== EXCERPT PROVIDED ==
■ ■ ■

In June 2019 we wrote about the Crime (Overseas Production Orders) Act 2019 (COPOA), an unheralded piece of legislation that created a framework for the government to enter reciprocal agreements with other nations to streamline the process of obtaining stored electronic data from companies based overseas.

In October 2019, the UK home secretary and US attorney general signed one such reciprocal agreement, the US-UK Bilateral Data Access Agreement[1] (the Agreement), which is due to take effect this year. Announcing the Agreement, Home Secretary Priti Patel stated: “This historic agreement will dramatically speed up investigations, allowing our law enforcement agencies to protect the public.” The announcement explains that “under the current MLA process, requests for data can often take anywhere from 6 months to 2 years. Once in place, the agreement will see the process reduced to a matter of weeks or even days.”[2]

Once the Agreement takes effect, US communications service providers should expect to begin receiving overseas production orders (OPOs) directly from the UK on behalf of UK enforcement agencies, including the Serious Fraud Office, National Crime Agency, Financial Conduct Authority and police, to obtain evidence. Likewise, UK-based providers should expect to begin receiving orders directly from US authorities.

Recipients of an OPO issued by the UK will have, as a default[3], seven days to produce the data stipulated to the UK authorities. Failure to comply with the order may render the recipient in contempt of court. A person cannot be extradited for such a contempt, so in theory it could be difficult for the UK to force compliance with an OPO. However, in reality, being found in contempt of court and the associated publicity and reputational damage is likely to be an unattractive prospect for most companies. An additional important consideration to bear in mind is that a director or officer of the recipient company can in certain circumstances be held personally liable for a contempt of court and could be arrested if they were located within or traveled to the UK. The penalties for contempt of court are imprisonment or an unlimited fine.

Although the aim of OPOs is to significantly speed up the process for UK law enforcement to gather evidence, it also represents a radical change in process, which we expect will generate a raft of legal challenges to OPOs in order to protect the recipient’s interests and rights and produce a number of practical challenges for companies.

The old system

Previously, if UK enforcement agencies wanted to obtain data from a US communications service provider, in the main they were reliant on the mutual legal assistance process (MLA).[4] MLA involves the UK authorities formally requesting assistance from an executing authority in the country to which the request is made. Where the provision of evidence requires a coercive measure, it is sanctioned by the judicial authorities in the overseas jurisdiction. MLA requests from the US to the US for data held in the US are therefore subject to the scrutiny of the US courts and can be challenged in the US, subject to US law and procedure.

The new system

The COPOA allows UK authorities to bypass the MLA process and apply to the UK courts directly to compel a US communications service provider to provide data under an OPO.

The COPOA is a significant departure from the MLA process in that US companies wishing to challenge an OPO will now be forced to do so principally in the UK, under English law and procedure, rather than in the US.

■ ■ ■

== RECORDED INFORMATION ==
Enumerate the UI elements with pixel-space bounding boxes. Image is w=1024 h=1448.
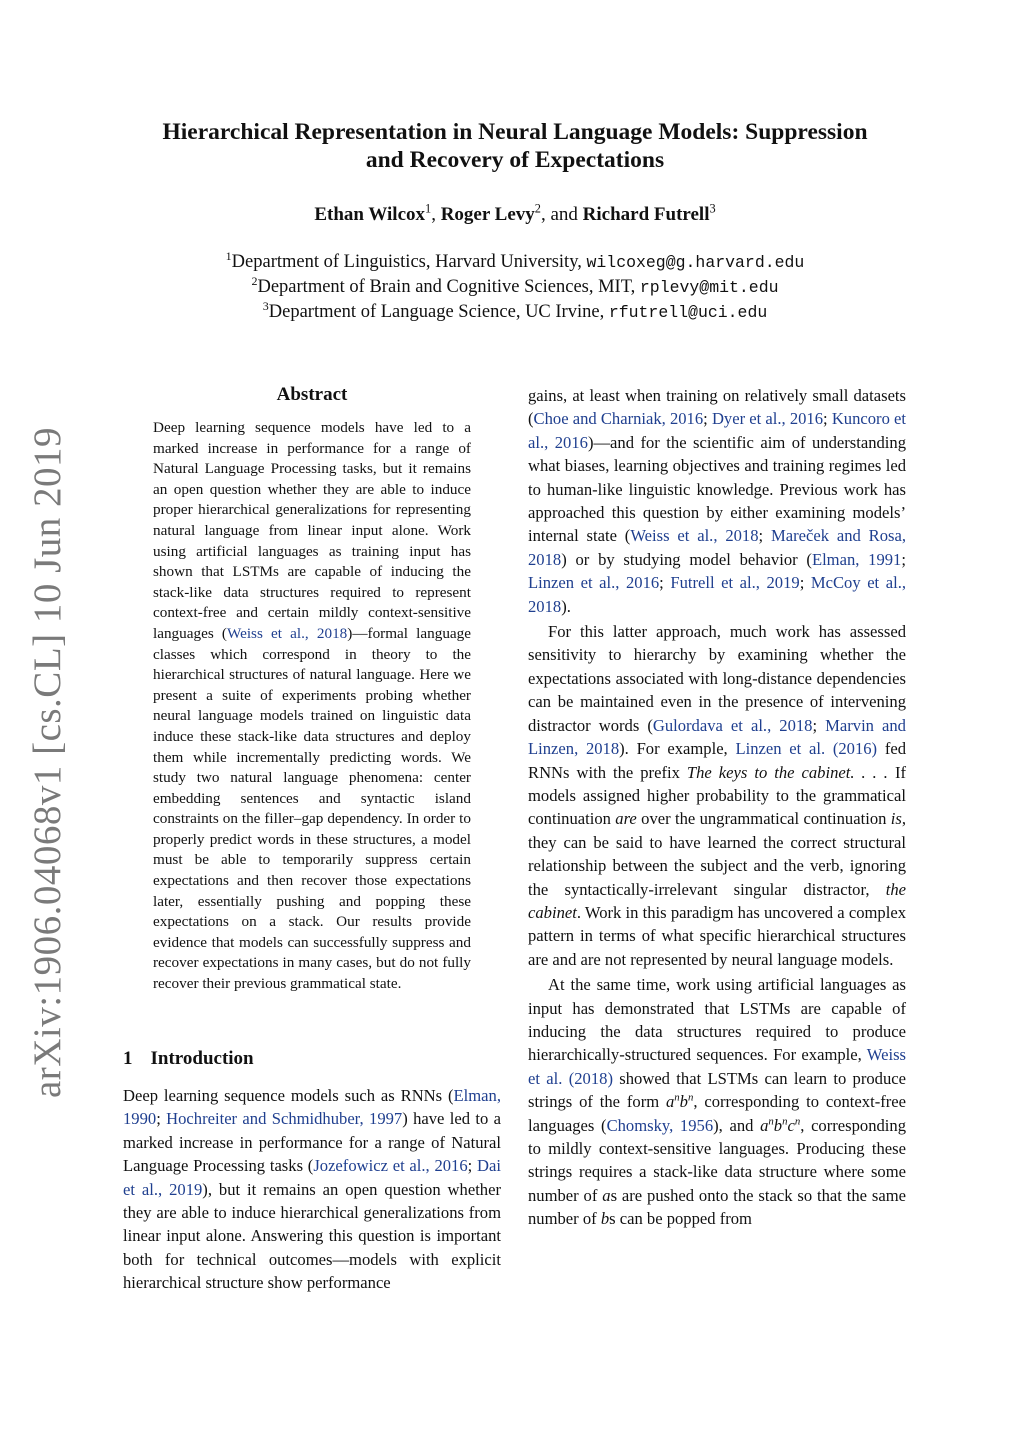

■ ■ ■

== WHAT TO PRODUCE ==
Continue the article on the US-UK data access agreement and overseas production orders, starting after its last sentence.

== REPLY ==
The COPOA provides for an “appropriate officer” from an enforcement agency to make an application to the Crown Court for an OPO. A judge may make an OPO against a US communications service provider where there are reasonable grounds for believing:

  • that the recipient is based in or operates in a country or territory outside the UK which is a party to an arrangement such as the Agreement;
  • that there is an ongoing investigation or proceedings in respect of any indictable offence;
  • the recipient has possession or control of all or part of the electronic data specified;
  • that all or part of the electronic data is likely to be of substantial value to the proceedings or investigation;
  • that all or part of the electronic data is likely to be relevant[5] evidence in respect of the offence;[6] and
  • that it is in the public interest for all or part of the electronic data to be produced or accessed, having regard to
    • the benefit likely to accrue, if the data is obtained, to the proceedings or investigation; and
    • the circumstances under which the recipient has possession or control of any of the data.

Once an OPO is issued by the court, it will be served directly on the recipient by the UK secretary of state. Importantly, the OPO does not require the production of “excepted material,” which includes items subject to legal privilege and confidential personal records.

Neither the COPOA nor the Agreement prohibit companies from encrypting data and impose no obligation to de-encrypt data.

Challenging an OPO

The new legislation is widely anticipated to be a game changer in terms of the substantial volume of data that will most likely be obtained on both sides of the Atlantic and the anticipated speed of response by recipients of the OPOs. However, there are a number of important areas that may merit challenge at least in the short term, whilst a workable process is established.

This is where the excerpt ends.